- **Stated exercise**
Reproduce, without any change, the entries from the line containing "Patent image size: (828, 676)." through the line containing "The fitting portion 41i is at (369, 372).", both included, and nothing else.

-- Start Input data --

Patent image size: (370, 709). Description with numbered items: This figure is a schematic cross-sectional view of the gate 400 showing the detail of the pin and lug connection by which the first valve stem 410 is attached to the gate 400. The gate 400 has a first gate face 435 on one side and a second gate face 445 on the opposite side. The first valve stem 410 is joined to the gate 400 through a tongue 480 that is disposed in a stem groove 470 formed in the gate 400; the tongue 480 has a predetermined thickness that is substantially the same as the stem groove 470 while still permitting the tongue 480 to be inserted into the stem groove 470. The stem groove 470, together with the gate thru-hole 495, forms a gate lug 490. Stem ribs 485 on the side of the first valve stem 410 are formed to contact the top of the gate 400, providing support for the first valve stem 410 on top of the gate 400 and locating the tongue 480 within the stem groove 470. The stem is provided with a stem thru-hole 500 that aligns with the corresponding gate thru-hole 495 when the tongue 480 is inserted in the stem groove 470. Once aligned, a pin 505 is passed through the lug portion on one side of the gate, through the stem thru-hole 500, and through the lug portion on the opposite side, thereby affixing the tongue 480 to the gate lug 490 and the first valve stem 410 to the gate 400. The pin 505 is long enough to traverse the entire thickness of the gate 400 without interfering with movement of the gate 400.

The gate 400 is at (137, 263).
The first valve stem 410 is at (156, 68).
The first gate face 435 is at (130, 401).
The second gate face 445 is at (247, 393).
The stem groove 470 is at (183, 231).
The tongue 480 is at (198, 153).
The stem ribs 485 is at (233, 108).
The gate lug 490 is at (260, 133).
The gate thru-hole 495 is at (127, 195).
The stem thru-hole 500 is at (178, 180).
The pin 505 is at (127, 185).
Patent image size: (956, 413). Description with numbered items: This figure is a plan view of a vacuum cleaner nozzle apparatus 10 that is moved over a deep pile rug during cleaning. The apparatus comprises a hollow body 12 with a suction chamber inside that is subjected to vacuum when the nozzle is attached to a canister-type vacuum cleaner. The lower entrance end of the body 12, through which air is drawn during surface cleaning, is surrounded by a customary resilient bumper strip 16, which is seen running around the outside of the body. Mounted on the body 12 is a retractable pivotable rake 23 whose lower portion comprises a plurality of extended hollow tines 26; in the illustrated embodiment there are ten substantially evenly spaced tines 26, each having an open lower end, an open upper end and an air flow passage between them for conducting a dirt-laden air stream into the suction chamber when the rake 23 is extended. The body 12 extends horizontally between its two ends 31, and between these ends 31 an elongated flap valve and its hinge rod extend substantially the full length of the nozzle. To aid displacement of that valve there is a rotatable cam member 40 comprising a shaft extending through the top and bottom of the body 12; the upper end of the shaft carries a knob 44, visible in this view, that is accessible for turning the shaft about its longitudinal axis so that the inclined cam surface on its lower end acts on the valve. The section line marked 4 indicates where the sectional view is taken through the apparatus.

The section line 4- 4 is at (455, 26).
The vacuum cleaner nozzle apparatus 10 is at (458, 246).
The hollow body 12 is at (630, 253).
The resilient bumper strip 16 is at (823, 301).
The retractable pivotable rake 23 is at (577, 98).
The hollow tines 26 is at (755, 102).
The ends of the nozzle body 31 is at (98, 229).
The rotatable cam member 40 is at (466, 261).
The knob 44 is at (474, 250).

-- End Input data --
-- Start Input data --

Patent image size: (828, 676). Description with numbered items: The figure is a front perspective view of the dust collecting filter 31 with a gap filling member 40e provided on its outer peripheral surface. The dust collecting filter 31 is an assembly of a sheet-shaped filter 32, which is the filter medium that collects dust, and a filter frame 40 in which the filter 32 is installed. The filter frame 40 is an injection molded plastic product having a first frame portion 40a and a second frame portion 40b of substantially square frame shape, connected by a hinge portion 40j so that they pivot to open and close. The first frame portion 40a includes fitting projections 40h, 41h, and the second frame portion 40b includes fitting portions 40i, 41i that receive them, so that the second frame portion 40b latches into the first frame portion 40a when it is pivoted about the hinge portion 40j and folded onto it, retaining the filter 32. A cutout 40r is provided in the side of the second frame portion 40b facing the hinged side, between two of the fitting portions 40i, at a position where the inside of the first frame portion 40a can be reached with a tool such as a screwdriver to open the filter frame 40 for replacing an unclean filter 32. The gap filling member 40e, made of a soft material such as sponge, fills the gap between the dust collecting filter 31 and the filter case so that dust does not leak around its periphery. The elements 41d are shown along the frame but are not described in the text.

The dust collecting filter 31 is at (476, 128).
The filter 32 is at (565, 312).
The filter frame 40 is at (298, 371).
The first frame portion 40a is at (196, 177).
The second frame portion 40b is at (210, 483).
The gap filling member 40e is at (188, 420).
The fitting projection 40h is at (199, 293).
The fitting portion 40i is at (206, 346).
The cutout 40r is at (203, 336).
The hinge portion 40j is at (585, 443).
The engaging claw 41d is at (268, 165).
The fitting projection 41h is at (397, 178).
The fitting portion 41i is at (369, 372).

-- End Input data --

- **Exercise result**
Patent image size: (828, 676). Description with numbered items: The figure is a front perspective view of the dust collecting filter 31 with a gap filling member 40e provided on its outer peripheral surface. The dust collecting filter 31 is an assembly of a sheet-shaped filter 32, which is the filter medium that collects dust, and a filter frame 40 in which the filter 32 is installed. The filter frame 40 is an injection molded plastic product having a first frame portion 40a and a second frame portion 40b of substantially square frame shape, connected by a hinge portion 40j so that they pivot to open and close. The first frame portion 40a includes fitting projections 40h, 41h, and the second frame portion 40b includes fitting portions 40i, 41i that receive them, so that the second frame portion 40b latches into the first frame portion 40a when it is pivoted about the hinge portion 40j and folded onto it, retaining the filter 32. A cutout 40r is provided in the side of the second frame portion 40b facing the hinged side, between two of the fitting portions 40i, at a position where the inside of the first frame portion 40a can be reached with a tool such as a screwdriver to open the filter frame 40 for replacing an unclean filter 32. The gap filling member 40e, made of a soft material such as sponge, fills the gap between the dust collecting filter 31 and the filter case so that dust does not leak around its periphery. The elements 41d are shown along the frame but are not described in the text.

The dust collecting filter 31 is at (476, 128).
The filter 32 is at (565, 312).
The filter frame 40 is at (298, 371).
The first frame portion 40a is at (196, 177).
The second frame portion 40b is at (210, 483).
The gap filling member 40e is at (188, 420).
The fitting projection 40h is at (199, 293).
The fitting portion 40i is at (206, 346).
The cutout 40r is at (203, 336).
The hinge portion 40j is at (585, 443).
The engaging claw 41d is at (268, 165).
The fitting projection 41h is at (397, 178).
The fitting portion 41i is at (369, 372).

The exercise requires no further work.